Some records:
○ ○ ○ ○ ○ ○ ○

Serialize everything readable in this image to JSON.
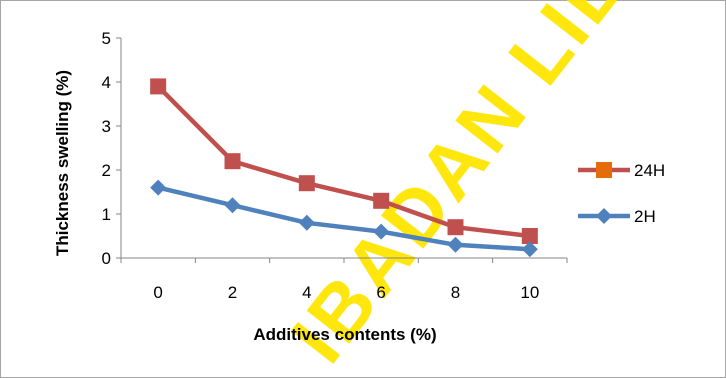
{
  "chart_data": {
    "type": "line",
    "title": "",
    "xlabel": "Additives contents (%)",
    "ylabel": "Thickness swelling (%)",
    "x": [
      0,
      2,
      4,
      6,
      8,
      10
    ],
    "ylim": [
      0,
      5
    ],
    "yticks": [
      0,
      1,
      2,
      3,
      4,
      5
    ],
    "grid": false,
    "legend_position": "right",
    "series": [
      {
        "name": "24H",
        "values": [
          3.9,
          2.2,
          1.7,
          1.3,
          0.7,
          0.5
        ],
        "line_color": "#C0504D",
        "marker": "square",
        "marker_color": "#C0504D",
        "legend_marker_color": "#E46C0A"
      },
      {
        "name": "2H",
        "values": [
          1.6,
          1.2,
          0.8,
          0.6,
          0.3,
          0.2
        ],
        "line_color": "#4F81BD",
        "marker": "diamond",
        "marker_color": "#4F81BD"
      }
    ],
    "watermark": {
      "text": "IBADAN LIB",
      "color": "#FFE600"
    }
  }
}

○ ○ ○ ○ ○ ○ ○

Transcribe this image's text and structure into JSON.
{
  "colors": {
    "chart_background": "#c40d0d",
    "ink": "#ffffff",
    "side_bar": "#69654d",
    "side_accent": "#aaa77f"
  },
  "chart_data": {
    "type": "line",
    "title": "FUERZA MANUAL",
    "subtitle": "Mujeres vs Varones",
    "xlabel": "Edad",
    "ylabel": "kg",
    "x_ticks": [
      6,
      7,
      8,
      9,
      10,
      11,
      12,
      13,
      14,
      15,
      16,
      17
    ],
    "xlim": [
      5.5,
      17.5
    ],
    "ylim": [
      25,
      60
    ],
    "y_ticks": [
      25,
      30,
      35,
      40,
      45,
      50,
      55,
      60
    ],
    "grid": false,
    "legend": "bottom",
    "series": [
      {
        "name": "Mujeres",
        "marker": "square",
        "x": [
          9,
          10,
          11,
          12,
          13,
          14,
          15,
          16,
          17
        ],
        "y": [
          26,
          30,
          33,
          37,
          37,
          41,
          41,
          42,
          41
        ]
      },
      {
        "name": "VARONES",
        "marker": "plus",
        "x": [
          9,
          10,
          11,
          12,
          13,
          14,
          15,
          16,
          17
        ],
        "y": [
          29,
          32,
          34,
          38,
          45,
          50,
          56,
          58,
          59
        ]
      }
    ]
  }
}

○ ○ ○ ○ ○ ○ ○

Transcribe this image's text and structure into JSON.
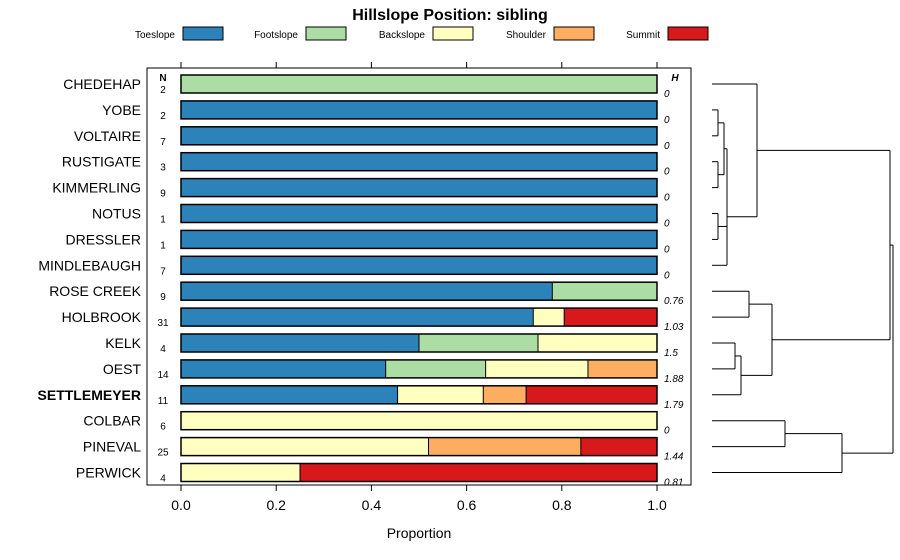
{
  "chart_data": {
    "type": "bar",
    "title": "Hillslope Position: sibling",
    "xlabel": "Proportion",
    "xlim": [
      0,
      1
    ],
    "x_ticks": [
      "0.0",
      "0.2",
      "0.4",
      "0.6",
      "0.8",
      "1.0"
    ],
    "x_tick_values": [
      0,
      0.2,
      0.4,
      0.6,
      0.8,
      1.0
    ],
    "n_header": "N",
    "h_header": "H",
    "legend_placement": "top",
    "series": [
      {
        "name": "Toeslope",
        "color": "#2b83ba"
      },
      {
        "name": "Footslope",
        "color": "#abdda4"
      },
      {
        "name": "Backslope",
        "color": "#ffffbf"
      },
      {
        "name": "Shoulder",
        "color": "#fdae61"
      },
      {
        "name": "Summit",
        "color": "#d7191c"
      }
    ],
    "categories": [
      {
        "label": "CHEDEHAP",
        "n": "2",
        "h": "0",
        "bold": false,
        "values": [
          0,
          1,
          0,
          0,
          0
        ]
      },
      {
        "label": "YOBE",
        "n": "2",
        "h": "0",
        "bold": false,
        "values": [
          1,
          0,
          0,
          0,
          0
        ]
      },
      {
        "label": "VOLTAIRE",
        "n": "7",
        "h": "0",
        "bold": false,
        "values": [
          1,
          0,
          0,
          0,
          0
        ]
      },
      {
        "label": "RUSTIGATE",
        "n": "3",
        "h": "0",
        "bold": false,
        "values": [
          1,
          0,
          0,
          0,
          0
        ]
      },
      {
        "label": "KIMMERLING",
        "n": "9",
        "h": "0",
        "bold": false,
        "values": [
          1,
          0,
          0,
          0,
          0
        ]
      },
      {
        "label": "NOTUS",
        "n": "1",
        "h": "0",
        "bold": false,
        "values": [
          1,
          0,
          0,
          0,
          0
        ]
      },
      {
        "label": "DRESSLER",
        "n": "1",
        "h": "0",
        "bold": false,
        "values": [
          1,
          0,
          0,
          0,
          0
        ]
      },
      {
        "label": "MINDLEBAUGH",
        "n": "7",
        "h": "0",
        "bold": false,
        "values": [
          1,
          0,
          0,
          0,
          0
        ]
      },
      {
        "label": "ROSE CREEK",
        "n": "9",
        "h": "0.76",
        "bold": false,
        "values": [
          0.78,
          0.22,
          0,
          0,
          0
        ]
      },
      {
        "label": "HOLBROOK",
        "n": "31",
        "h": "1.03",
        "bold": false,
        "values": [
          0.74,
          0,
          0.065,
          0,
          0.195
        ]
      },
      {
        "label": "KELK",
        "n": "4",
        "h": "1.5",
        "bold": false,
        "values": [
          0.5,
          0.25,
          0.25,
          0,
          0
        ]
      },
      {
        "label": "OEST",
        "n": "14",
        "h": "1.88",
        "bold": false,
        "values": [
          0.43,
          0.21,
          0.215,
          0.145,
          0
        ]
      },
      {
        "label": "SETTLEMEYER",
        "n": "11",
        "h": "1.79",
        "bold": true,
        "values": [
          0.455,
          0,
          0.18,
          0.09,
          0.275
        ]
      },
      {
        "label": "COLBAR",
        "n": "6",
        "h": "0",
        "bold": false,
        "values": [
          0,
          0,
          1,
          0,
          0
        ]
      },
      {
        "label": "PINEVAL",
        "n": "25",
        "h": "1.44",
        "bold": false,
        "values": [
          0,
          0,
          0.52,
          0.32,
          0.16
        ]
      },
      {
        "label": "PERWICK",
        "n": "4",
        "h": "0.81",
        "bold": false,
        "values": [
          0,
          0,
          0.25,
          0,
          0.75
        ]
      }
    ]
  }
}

○ ○ ○ ○ ○ ○ ○

- [Problem statement]
Report all lines of the data that include the word "Mujeres".

- [Task solution]
    "subtitle": "Mujeres vs Varones",
        "name": "Mujeres",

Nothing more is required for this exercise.